Task objective :: Retype the data below without altering anything.
# start of Recorded data
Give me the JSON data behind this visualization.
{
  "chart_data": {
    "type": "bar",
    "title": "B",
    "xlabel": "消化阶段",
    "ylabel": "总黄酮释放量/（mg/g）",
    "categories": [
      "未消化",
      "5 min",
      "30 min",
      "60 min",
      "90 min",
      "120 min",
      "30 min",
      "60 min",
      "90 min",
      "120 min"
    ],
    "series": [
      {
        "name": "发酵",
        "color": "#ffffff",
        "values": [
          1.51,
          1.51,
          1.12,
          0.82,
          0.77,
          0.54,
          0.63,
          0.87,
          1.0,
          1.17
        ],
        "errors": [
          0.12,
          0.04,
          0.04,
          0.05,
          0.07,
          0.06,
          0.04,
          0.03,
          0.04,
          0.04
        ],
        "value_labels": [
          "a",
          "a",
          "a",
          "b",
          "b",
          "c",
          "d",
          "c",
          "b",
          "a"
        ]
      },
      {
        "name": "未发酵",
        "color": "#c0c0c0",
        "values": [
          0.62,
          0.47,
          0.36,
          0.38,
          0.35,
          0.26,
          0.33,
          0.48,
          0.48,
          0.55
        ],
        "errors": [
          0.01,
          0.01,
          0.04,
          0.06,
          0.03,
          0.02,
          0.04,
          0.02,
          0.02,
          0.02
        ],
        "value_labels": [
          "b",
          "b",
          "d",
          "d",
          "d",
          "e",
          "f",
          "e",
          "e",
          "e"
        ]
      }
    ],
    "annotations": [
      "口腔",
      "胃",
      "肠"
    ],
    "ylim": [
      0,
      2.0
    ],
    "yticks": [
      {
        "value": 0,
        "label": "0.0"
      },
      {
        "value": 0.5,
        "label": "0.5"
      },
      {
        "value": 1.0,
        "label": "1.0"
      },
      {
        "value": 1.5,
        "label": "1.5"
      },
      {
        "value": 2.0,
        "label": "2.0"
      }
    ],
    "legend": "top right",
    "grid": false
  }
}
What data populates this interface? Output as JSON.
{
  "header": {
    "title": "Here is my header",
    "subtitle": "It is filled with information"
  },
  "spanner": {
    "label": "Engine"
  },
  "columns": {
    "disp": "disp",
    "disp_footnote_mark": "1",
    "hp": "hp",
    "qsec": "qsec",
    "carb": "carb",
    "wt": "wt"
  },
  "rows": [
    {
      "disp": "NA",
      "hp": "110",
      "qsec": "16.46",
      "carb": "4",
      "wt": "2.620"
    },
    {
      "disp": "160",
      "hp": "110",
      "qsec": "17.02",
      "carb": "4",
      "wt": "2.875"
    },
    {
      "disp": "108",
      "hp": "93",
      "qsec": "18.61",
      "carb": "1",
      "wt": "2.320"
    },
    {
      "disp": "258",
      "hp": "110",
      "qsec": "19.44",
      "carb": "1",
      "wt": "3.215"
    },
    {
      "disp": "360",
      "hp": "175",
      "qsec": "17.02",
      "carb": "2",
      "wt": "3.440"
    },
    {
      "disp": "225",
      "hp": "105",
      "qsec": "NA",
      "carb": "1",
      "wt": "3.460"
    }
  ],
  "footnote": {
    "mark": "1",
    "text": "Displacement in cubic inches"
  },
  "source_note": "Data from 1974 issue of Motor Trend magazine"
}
# end of Recorded data
Full answer ::
Give me the JSON data behind this visualization.
{
  "chart_data": {
    "type": "bar",
    "title": "B",
    "xlabel": "消化阶段",
    "ylabel": "总黄酮释放量/（mg/g）",
    "categories": [
      "未消化",
      "5 min",
      "30 min",
      "60 min",
      "90 min",
      "120 min",
      "30 min",
      "60 min",
      "90 min",
      "120 min"
    ],
    "series": [
      {
        "name": "发酵",
        "color": "#ffffff",
        "values": [
          1.51,
          1.51,
          1.12,
          0.82,
          0.77,
          0.54,
          0.63,
          0.87,
          1.0,
          1.17
        ],
        "errors": [
          0.12,
          0.04,
          0.04,
          0.05,
          0.07,
          0.06,
          0.04,
          0.03,
          0.04,
          0.04
        ],
        "value_labels": [
          "a",
          "a",
          "a",
          "b",
          "b",
          "c",
          "d",
          "c",
          "b",
          "a"
        ]
      },
      {
        "name": "未发酵",
        "color": "#c0c0c0",
        "values": [
          0.62,
          0.47,
          0.36,
          0.38,
          0.35,
          0.26,
          0.33,
          0.48,
          0.48,
          0.55
        ],
        "errors": [
          0.01,
          0.01,
          0.04,
          0.06,
          0.03,
          0.02,
          0.04,
          0.02,
          0.02,
          0.02
        ],
        "value_labels": [
          "b",
          "b",
          "d",
          "d",
          "d",
          "e",
          "f",
          "e",
          "e",
          "e"
        ]
      }
    ],
    "annotations": [
      "口腔",
      "胃",
      "肠"
    ],
    "ylim": [
      0,
      2.0
    ],
    "yticks": [
      {
        "value": 0,
        "label": "0.0"
      },
      {
        "value": 0.5,
        "label": "0.5"
      },
      {
        "value": 1.0,
        "label": "1.0"
      },
      {
        "value": 1.5,
        "label": "1.5"
      },
      {
        "value": 2.0,
        "label": "2.0"
      }
    ],
    "legend": "top right",
    "grid": false
  }
}
What data populates this interface? Output as JSON.
{
  "header": {
    "title": "Here is my header",
    "subtitle": "It is filled with information"
  },
  "spanner": {
    "label": "Engine"
  },
  "columns": {
    "disp": "disp",
    "disp_footnote_mark": "1",
    "hp": "hp",
    "qsec": "qsec",
    "carb": "carb",
    "wt": "wt"
  },
  "rows": [
    {
      "disp": "NA",
      "hp": "110",
      "qsec": "16.46",
      "carb": "4",
      "wt": "2.620"
    },
    {
      "disp": "160",
      "hp": "110",
      "qsec": "17.02",
      "carb": "4",
      "wt": "2.875"
    },
    {
      "disp": "108",
      "hp": "93",
      "qsec": "18.61",
      "carb": "1",
      "wt": "2.320"
    },
    {
      "disp": "258",
      "hp": "110",
      "qsec": "19.44",
      "carb": "1",
      "wt": "3.215"
    },
    {
      "disp": "360",
      "hp": "175",
      "qsec": "17.02",
      "carb": "2",
      "wt": "3.440"
    },
    {
      "disp": "225",
      "hp": "105",
      "qsec": "NA",
      "carb": "1",
      "wt": "3.460"
    }
  ],
  "footnote": {
    "mark": "1",
    "text": "Displacement in cubic inches"
  },
  "source_note": "Data from 1974 issue of Motor Trend magazine"
}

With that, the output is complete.